--- Data rows ---
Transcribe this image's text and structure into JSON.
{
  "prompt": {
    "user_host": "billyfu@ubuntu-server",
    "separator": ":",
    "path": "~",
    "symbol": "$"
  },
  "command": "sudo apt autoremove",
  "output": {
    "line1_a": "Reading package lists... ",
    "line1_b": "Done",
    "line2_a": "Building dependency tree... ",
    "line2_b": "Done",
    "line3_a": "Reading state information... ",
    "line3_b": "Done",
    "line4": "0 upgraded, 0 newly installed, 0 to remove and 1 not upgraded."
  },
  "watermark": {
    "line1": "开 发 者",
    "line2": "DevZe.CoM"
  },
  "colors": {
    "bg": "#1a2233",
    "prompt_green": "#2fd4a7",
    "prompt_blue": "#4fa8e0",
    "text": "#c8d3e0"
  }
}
---
• Do this:
Output every line above without altering anything.

• In response:
Transcribe this image's text and structure into JSON.
{
  "prompt": {
    "user_host": "billyfu@ubuntu-server",
    "separator": ":",
    "path": "~",
    "symbol": "$"
  },
  "command": "sudo apt autoremove",
  "output": {
    "line1_a": "Reading package lists... ",
    "line1_b": "Done",
    "line2_a": "Building dependency tree... ",
    "line2_b": "Done",
    "line3_a": "Reading state information... ",
    "line3_b": "Done",
    "line4": "0 upgraded, 0 newly installed, 0 to remove and 1 not upgraded."
  },
  "watermark": {
    "line1": "开 发 者",
    "line2": "DevZe.CoM"
  },
  "colors": {
    "bg": "#1a2233",
    "prompt_green": "#2fd4a7",
    "prompt_blue": "#4fa8e0",
    "text": "#c8d3e0"
  }
}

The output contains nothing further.